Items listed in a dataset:
BEGIN
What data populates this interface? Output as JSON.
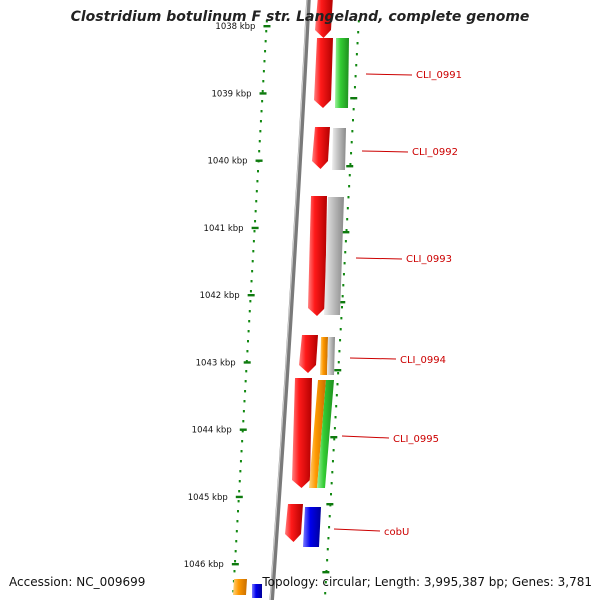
{
  "title": "Clostridium botulinum F str. Langeland, complete genome",
  "footer": {
    "accession": "Accession: NC_009699",
    "summary": "Topology: circular; Length: 3,995,387 bp; Genes: 3,781"
  },
  "axis": {
    "unit": "kbp",
    "ticks": [
      {
        "label": "1038 kbp",
        "kbp": 1038
      },
      {
        "label": "1039 kbp",
        "kbp": 1039
      },
      {
        "label": "1040 kbp",
        "kbp": 1040
      },
      {
        "label": "1041 kbp",
        "kbp": 1041
      },
      {
        "label": "1042 kbp",
        "kbp": 1042
      },
      {
        "label": "1043 kbp",
        "kbp": 1043
      },
      {
        "label": "1044 kbp",
        "kbp": 1044
      },
      {
        "label": "1045 kbp",
        "kbp": 1045
      },
      {
        "label": "1046 kbp",
        "kbp": 1046
      }
    ]
  },
  "genes": [
    {
      "label": "CLI_0991"
    },
    {
      "label": "CLI_0992"
    },
    {
      "label": "CLI_0993"
    },
    {
      "label": "CLI_0994"
    },
    {
      "label": "CLI_0995"
    },
    {
      "label": "cobU"
    }
  ],
  "colors": {
    "backbone": "#777777",
    "scale_dots": "#118811",
    "gene": "#ee0000",
    "label": "#cc0000",
    "orange": "#ff9900",
    "green": "#33cc33",
    "gray": "#b5b5b5",
    "blue": "#0000ee"
  }
}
END
In your answer, repeat all the entries exactly, but leave out the pictures.

◆ **Exercise answer**:
What data populates this interface? Output as JSON.
{
  "title": "Clostridium botulinum F str. Langeland, complete genome",
  "footer": {
    "accession": "Accession: NC_009699",
    "summary": "Topology: circular; Length: 3,995,387 bp; Genes: 3,781"
  },
  "axis": {
    "unit": "kbp",
    "ticks": [
      {
        "label": "1038 kbp",
        "kbp": 1038
      },
      {
        "label": "1039 kbp",
        "kbp": 1039
      },
      {
        "label": "1040 kbp",
        "kbp": 1040
      },
      {
        "label": "1041 kbp",
        "kbp": 1041
      },
      {
        "label": "1042 kbp",
        "kbp": 1042
      },
      {
        "label": "1043 kbp",
        "kbp": 1043
      },
      {
        "label": "1044 kbp",
        "kbp": 1044
      },
      {
        "label": "1045 kbp",
        "kbp": 1045
      },
      {
        "label": "1046 kbp",
        "kbp": 1046
      }
    ]
  },
  "genes": [
    {
      "label": "CLI_0991"
    },
    {
      "label": "CLI_0992"
    },
    {
      "label": "CLI_0993"
    },
    {
      "label": "CLI_0994"
    },
    {
      "label": "CLI_0995"
    },
    {
      "label": "cobU"
    }
  ],
  "colors": {
    "backbone": "#777777",
    "scale_dots": "#118811",
    "gene": "#ee0000",
    "label": "#cc0000",
    "orange": "#ff9900",
    "green": "#33cc33",
    "gray": "#b5b5b5",
    "blue": "#0000ee"
  }
}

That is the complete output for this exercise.